> [Given task]
Pick out every line of the entries below where "content" occurs, and copy those lines.

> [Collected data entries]
[Start]
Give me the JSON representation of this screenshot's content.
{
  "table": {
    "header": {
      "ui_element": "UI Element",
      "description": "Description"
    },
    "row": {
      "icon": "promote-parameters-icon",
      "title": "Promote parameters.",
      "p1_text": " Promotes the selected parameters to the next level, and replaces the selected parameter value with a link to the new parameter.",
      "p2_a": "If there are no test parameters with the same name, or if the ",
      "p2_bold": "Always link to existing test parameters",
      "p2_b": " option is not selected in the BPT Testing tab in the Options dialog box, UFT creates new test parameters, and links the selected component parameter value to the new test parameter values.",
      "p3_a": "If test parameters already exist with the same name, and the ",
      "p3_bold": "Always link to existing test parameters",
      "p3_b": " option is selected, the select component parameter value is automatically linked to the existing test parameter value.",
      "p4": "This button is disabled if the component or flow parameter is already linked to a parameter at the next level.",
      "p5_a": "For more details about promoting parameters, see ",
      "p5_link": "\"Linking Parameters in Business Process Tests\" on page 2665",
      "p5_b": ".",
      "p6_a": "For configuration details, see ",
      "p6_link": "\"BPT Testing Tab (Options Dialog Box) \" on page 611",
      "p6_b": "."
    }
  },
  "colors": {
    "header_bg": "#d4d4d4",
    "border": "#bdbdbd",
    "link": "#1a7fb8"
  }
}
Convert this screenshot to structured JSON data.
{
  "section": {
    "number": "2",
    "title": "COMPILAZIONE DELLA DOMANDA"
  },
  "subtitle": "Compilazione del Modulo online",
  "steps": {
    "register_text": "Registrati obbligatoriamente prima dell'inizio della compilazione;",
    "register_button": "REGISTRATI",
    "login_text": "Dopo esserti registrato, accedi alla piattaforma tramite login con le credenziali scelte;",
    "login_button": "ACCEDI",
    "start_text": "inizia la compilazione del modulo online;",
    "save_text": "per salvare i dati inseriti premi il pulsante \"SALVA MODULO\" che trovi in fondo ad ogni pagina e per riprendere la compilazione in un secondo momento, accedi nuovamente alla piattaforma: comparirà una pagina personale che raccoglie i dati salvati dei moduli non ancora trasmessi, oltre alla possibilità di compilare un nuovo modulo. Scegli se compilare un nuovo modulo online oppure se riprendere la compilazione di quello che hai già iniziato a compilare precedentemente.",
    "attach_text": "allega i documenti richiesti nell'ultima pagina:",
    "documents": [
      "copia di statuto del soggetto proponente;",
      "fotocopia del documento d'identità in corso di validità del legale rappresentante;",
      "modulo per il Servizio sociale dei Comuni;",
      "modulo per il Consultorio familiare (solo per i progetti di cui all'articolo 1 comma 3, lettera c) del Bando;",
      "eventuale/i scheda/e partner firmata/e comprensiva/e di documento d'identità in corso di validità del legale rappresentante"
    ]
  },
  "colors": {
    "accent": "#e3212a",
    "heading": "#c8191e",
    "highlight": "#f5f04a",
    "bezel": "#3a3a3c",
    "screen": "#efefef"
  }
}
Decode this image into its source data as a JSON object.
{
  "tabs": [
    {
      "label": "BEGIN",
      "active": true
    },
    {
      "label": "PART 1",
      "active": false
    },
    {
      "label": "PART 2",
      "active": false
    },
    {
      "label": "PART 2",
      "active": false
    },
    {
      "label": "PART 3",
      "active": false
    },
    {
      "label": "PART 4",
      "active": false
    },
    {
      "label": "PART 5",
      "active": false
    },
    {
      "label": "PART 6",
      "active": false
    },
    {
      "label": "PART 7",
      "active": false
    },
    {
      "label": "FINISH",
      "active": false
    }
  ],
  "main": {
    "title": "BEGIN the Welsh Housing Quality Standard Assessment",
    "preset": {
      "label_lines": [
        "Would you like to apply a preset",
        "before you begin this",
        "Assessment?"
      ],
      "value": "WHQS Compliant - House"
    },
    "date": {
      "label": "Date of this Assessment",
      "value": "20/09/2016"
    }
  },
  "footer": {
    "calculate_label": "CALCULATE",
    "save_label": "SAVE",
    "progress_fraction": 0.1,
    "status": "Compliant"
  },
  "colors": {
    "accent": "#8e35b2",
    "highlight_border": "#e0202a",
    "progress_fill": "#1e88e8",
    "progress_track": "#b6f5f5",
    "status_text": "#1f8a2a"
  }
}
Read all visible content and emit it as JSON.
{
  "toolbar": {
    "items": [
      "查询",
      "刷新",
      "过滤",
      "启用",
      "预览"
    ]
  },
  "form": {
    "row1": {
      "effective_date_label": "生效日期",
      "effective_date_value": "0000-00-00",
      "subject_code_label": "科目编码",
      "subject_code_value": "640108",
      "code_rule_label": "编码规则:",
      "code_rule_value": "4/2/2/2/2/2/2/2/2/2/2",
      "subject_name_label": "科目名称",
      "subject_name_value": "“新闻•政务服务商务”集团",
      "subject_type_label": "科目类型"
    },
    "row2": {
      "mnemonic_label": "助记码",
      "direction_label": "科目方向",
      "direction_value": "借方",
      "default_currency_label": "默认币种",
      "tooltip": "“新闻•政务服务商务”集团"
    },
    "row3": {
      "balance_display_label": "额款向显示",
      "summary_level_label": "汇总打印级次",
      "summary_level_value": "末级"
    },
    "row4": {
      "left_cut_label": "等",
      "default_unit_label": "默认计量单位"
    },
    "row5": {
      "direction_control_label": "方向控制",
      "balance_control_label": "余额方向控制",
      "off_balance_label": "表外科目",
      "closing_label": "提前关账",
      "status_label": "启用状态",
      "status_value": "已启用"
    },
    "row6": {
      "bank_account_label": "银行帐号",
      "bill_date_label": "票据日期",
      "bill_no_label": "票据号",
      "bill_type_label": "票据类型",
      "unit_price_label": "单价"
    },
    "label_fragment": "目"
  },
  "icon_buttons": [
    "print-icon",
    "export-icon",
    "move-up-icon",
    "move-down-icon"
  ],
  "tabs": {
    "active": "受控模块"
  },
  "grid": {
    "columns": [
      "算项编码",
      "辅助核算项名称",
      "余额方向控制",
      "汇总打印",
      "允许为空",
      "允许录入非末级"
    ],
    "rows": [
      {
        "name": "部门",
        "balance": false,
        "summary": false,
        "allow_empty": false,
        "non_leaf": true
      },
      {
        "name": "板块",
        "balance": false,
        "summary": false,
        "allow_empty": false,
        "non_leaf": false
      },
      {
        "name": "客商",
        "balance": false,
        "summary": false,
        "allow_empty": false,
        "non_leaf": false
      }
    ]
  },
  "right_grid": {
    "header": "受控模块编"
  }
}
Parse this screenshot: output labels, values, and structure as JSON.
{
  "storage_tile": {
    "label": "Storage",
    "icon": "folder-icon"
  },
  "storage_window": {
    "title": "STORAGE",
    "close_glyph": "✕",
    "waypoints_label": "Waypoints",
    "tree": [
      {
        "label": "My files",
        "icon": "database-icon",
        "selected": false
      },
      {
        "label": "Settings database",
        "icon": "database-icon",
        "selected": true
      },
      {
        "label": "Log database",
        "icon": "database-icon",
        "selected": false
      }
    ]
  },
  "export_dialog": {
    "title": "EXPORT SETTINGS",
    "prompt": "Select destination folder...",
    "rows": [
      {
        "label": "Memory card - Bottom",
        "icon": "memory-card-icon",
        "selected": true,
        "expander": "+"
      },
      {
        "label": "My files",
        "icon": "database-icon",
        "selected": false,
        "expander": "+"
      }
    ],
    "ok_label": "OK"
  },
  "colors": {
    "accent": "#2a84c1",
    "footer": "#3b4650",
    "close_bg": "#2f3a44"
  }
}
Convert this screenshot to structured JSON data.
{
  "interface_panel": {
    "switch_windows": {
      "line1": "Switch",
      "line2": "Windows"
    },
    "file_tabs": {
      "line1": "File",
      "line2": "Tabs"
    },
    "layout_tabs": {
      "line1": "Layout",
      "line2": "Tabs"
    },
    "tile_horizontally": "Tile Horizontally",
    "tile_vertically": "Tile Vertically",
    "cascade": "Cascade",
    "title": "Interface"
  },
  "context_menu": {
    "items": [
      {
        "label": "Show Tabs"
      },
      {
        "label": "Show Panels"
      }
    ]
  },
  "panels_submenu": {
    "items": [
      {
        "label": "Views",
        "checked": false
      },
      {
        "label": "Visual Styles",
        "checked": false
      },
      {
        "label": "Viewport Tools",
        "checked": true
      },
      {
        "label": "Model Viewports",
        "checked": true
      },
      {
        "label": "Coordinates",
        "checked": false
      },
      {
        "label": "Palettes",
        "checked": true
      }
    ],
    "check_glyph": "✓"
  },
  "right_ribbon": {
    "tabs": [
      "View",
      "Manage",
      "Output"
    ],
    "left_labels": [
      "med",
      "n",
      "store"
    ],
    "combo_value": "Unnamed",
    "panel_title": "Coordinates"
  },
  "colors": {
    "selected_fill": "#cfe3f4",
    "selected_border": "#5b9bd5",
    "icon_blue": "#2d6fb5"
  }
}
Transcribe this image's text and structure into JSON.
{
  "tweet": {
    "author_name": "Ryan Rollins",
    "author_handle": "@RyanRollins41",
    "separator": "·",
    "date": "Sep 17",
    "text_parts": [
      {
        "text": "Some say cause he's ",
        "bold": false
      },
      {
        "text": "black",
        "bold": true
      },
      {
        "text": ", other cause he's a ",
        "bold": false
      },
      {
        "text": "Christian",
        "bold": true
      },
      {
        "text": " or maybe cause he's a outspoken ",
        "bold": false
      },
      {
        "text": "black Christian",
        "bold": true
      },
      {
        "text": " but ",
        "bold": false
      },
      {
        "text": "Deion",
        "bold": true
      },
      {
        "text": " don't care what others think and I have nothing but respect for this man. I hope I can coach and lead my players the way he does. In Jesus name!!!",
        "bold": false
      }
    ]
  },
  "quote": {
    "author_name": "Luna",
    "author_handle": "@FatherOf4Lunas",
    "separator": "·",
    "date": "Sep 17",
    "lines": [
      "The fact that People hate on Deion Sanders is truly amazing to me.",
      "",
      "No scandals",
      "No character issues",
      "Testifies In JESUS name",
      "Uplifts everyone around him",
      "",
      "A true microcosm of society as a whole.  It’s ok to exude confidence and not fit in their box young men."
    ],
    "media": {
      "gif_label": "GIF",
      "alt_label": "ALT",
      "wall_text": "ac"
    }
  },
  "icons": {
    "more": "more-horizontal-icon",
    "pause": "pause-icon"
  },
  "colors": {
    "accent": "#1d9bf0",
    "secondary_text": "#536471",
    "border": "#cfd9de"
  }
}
[End]
> [Final answer]
Give me the JSON representation of this screenshot's content.
Read all visible content and emit it as JSON.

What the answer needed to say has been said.